__Problem description__: In the listing below, locate the lines that hold the string "data". Copy those lines.

════════════════

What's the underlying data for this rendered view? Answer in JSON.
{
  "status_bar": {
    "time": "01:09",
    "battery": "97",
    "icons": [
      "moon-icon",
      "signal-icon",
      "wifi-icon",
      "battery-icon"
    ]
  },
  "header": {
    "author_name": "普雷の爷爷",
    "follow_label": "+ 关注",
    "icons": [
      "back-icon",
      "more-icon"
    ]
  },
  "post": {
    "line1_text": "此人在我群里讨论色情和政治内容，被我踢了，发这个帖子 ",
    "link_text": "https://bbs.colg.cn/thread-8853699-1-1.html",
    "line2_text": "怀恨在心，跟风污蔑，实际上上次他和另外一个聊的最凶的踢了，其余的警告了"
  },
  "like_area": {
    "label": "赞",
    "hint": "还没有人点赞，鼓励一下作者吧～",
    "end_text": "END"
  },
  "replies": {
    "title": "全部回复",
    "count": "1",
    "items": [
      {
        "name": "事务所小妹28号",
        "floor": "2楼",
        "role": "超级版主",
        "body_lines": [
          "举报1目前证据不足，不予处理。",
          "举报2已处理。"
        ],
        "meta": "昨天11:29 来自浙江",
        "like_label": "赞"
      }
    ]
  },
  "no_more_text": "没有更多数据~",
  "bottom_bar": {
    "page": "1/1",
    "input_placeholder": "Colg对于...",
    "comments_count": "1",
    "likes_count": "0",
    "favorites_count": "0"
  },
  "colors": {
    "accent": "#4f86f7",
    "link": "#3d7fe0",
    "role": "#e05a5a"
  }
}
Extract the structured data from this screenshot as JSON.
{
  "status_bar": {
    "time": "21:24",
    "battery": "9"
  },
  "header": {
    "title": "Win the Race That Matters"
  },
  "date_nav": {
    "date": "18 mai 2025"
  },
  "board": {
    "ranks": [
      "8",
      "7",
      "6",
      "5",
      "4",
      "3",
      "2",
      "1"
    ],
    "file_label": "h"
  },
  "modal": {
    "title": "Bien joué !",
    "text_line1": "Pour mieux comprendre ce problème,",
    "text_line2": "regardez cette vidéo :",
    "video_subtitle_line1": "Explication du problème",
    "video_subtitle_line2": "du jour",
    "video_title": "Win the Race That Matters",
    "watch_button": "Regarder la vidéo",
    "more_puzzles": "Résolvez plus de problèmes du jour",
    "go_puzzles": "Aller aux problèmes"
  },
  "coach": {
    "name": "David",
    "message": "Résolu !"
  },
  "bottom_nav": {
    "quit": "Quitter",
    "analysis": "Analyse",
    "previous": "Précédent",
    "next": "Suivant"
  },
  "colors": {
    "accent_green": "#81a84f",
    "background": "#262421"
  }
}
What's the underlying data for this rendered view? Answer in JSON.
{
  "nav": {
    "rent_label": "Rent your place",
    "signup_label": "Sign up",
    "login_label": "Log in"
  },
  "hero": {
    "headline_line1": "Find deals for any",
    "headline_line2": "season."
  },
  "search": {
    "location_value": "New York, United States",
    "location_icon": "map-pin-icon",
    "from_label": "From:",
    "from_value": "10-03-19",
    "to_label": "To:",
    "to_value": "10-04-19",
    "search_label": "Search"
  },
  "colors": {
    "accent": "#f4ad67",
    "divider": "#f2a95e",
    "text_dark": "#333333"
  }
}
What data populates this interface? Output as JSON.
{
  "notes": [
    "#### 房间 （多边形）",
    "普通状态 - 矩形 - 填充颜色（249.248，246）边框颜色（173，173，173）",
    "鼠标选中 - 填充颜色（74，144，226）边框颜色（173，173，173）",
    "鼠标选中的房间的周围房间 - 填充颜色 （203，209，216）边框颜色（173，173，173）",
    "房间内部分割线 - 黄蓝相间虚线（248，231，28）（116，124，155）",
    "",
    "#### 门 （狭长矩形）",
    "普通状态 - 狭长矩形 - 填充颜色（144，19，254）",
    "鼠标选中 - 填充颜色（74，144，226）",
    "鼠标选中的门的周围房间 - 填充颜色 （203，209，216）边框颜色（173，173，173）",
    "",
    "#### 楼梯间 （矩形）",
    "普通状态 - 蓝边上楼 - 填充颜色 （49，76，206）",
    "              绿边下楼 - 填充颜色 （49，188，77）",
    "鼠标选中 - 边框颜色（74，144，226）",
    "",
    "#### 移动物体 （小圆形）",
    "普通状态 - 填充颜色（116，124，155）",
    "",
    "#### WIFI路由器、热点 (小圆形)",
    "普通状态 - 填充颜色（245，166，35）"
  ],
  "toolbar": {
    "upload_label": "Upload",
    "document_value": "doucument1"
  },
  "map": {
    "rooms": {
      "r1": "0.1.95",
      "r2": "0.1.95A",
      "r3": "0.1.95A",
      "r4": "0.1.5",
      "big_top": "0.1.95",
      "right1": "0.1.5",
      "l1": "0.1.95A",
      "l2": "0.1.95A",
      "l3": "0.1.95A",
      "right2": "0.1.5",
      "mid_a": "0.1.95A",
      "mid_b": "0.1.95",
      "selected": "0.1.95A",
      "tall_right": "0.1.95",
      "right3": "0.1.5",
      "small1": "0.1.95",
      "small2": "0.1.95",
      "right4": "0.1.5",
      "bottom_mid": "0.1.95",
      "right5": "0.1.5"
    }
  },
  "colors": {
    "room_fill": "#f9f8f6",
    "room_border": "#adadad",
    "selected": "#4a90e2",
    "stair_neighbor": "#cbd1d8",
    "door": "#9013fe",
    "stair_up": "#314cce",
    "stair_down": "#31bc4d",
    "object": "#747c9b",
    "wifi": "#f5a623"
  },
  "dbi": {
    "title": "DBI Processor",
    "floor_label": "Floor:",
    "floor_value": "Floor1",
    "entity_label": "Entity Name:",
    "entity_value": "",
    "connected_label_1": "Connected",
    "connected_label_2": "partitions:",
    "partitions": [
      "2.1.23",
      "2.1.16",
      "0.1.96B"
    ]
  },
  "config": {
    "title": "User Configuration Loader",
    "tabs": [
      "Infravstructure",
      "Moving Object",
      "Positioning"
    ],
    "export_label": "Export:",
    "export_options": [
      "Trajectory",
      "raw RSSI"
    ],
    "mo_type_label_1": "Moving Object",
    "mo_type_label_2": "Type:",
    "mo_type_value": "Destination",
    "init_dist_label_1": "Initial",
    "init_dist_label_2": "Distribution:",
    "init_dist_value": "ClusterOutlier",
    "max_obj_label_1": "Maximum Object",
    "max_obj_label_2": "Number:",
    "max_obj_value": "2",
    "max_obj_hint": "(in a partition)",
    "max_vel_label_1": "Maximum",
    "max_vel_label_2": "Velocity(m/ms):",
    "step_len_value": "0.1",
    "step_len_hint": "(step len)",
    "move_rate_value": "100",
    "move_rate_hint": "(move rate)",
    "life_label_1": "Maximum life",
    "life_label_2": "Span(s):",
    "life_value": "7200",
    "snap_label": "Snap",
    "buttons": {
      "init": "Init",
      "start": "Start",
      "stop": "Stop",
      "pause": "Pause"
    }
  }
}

════════════════

__Result of the task__:
What's the underlying data for this rendered view? Answer in JSON.
Extract the structured data from this screenshot as JSON.
What's the underlying data for this rendered view? Answer in JSON.
What data populates this interface? Output as JSON.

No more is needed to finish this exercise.